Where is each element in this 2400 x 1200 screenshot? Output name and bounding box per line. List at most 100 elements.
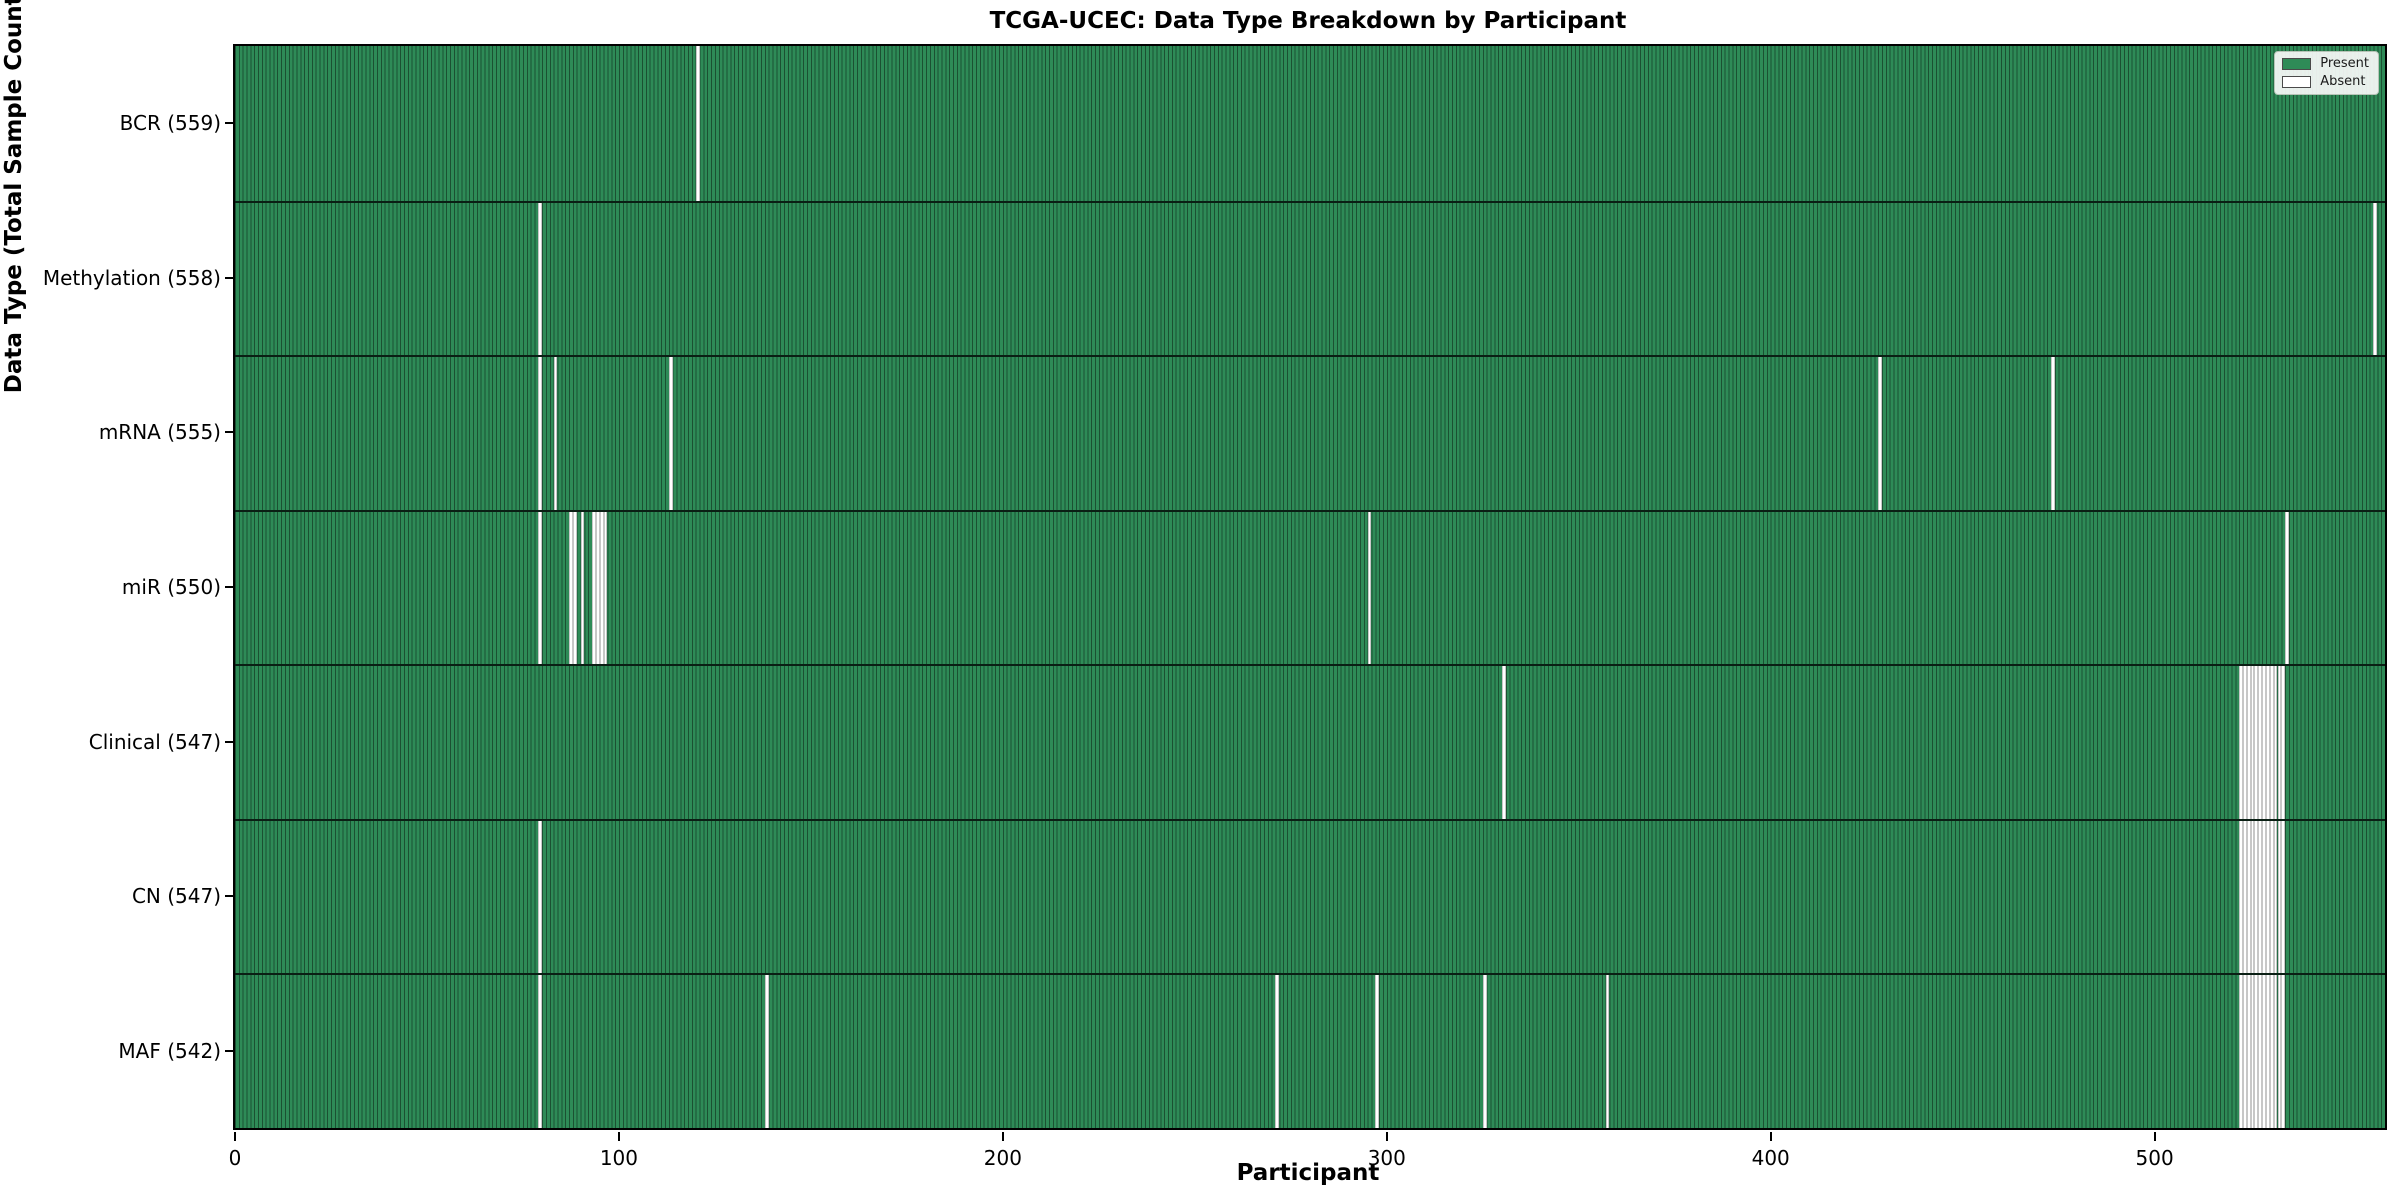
absent-stripe-Clinical-531 <box>2273 666 2278 819</box>
absent-stripe-MAF-523 <box>2242 975 2247 1128</box>
absent-stripe-MAF-325 <box>1482 975 1487 1128</box>
absent-stripe-Clinical-527 <box>2258 666 2263 819</box>
x-tick-0 <box>234 1132 236 1141</box>
legend-label-absent: Absent <box>2320 74 2366 89</box>
absent-stripe-mRNA-473 <box>2050 357 2055 510</box>
absent-stripe-CN-524 <box>2246 820 2251 974</box>
absent-stripe-miR-96 <box>603 511 608 665</box>
x-tick-label-300: 300 <box>1367 1146 1406 1170</box>
x-tick-label-0: 0 <box>228 1146 242 1170</box>
y-tick-miR <box>225 586 234 588</box>
bar-row-MAF <box>235 973 2385 1128</box>
absent-stripe-CN-526 <box>2254 820 2259 974</box>
y-tick-label-Methylation: Methylation (558) <box>42 265 221 290</box>
absent-stripe-mRNA-83 <box>553 357 558 510</box>
absent-stripe-Clinical-530 <box>2269 666 2274 819</box>
absent-stripe-miR-93 <box>592 511 596 665</box>
x-tick-500 <box>2153 1132 2156 1141</box>
legend-entry-absent: Absent <box>2282 75 2369 89</box>
absent-stripe-CN-531 <box>2273 820 2278 974</box>
absent-stripe-MAF-525 <box>2250 975 2255 1128</box>
y-tick-label-mRNA: mRNA (555) <box>98 420 221 445</box>
legend-swatch-present <box>2282 58 2312 70</box>
absent-stripe-Clinical-532 <box>2277 666 2282 819</box>
absent-stripe-mRNA-428 <box>1878 357 1883 510</box>
bar-row-BCR <box>235 46 2385 201</box>
absent-stripe-MAF-271 <box>1275 975 1280 1128</box>
y-tick-label-miR: miR (550) <box>121 575 221 599</box>
x-tick-200 <box>1001 1132 1004 1141</box>
absent-stripe-CN-522 <box>2239 820 2243 974</box>
legend-swatch-absent <box>2282 76 2312 88</box>
absent-stripe-Clinical-523 <box>2242 666 2247 819</box>
absent-stripe-miR-534 <box>2285 511 2289 665</box>
absent-stripe-Clinical-526 <box>2254 666 2259 819</box>
absent-stripe-mRNA-113 <box>668 357 673 510</box>
absent-stripe-MAF-297 <box>1375 975 1380 1128</box>
y-tick-Methylation <box>225 276 234 279</box>
absent-stripe-miR-87 <box>569 511 573 665</box>
y-tick-label-BCR: BCR (559) <box>119 111 221 136</box>
absent-stripe-CN-528 <box>2262 820 2266 974</box>
absent-stripe-CN-532 <box>2277 820 2282 974</box>
absent-stripe-Clinical-525 <box>2250 666 2255 819</box>
y-tick-mRNA <box>225 431 234 434</box>
absent-stripe-MAF-531 <box>2273 975 2278 1128</box>
absent-stripe-Clinical-528 <box>2262 666 2266 819</box>
y-tick-label-MAF: MAF (542) <box>118 1038 221 1063</box>
y-tick-CN <box>225 895 234 898</box>
absent-stripe-MAF-530 <box>2269 975 2274 1128</box>
legend: Present Absent <box>2274 51 2379 95</box>
absent-stripe-MAF-357 <box>1605 975 1610 1128</box>
absent-stripe-Clinical-524 <box>2246 666 2251 819</box>
absent-stripe-miR-95 <box>599 511 604 665</box>
absent-stripe-miR-79 <box>538 511 543 665</box>
absent-stripe-Clinical-330 <box>1501 666 1506 819</box>
absent-stripe-miR-94 <box>595 511 600 665</box>
absent-stripe-Methylation-79 <box>538 202 543 356</box>
x-tick-label-200: 200 <box>983 1146 1022 1170</box>
absent-stripe-mRNA-79 <box>538 357 543 510</box>
absent-stripe-MAF-533 <box>2281 975 2286 1128</box>
absent-stripe-BCR-120 <box>695 46 700 201</box>
absent-stripe-MAF-528 <box>2262 975 2266 1128</box>
absent-stripe-CN-527 <box>2258 820 2263 974</box>
legend-label-present: Present <box>2320 56 2369 71</box>
absent-stripe-MAF-526 <box>2254 975 2259 1128</box>
y-axis-label: Data Type (Total Sample Count) <box>1 0 27 394</box>
y-tick-label-CN: CN (547) <box>131 884 221 909</box>
x-tick-300 <box>1385 1132 1388 1141</box>
absent-stripe-CN-525 <box>2250 820 2255 974</box>
y-tick-MAF <box>225 1049 234 1052</box>
absent-stripe-MAF-138 <box>764 975 769 1128</box>
absent-stripe-CN-533 <box>2281 820 2286 974</box>
absent-stripe-MAF-527 <box>2258 975 2263 1128</box>
absent-stripe-Clinical-533 <box>2281 666 2286 819</box>
legend-entry-present: Present <box>2282 57 2369 71</box>
absent-stripe-miR-88 <box>572 511 577 665</box>
absent-stripe-miR-90 <box>580 511 585 665</box>
absent-stripe-Clinical-529 <box>2265 666 2270 819</box>
plot-area: Present Absent BCR (559) Methylation (558)… <box>43 44 2387 1170</box>
x-tick-100 <box>617 1132 620 1141</box>
absent-stripe-miR-295 <box>1367 511 1372 665</box>
absent-stripe-MAF-524 <box>2246 975 2251 1128</box>
absent-stripe-Clinical-522 <box>2239 666 2243 819</box>
bar-row-Clinical <box>235 664 2385 819</box>
absent-stripe-CN-79 <box>538 820 543 974</box>
absent-stripe-MAF-529 <box>2265 975 2270 1128</box>
y-tick-Clinical <box>225 740 234 743</box>
absent-stripe-CN-530 <box>2269 820 2274 974</box>
y-tick-BCR <box>225 122 234 125</box>
absent-stripe-CN-529 <box>2265 820 2270 974</box>
bar-row-CN <box>235 818 2385 974</box>
bar-row-mRNA <box>235 355 2385 510</box>
absent-stripe-MAF-79 <box>538 975 543 1128</box>
absent-stripe-MAF-522 <box>2239 975 2243 1128</box>
x-axis-label: Participant <box>1236 1160 1380 1186</box>
y-tick-label-Clinical: Clinical (547) <box>88 729 221 754</box>
bar-row-miR <box>235 509 2385 665</box>
bar-row-Methylation <box>235 200 2385 356</box>
x-tick-400 <box>1769 1132 1772 1141</box>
··········
WHAT IS REQUIRED:
Going line by line through the entries above, count each line that has the word "Methylation", then state the count alone.

EXERCISE ANSWER:
5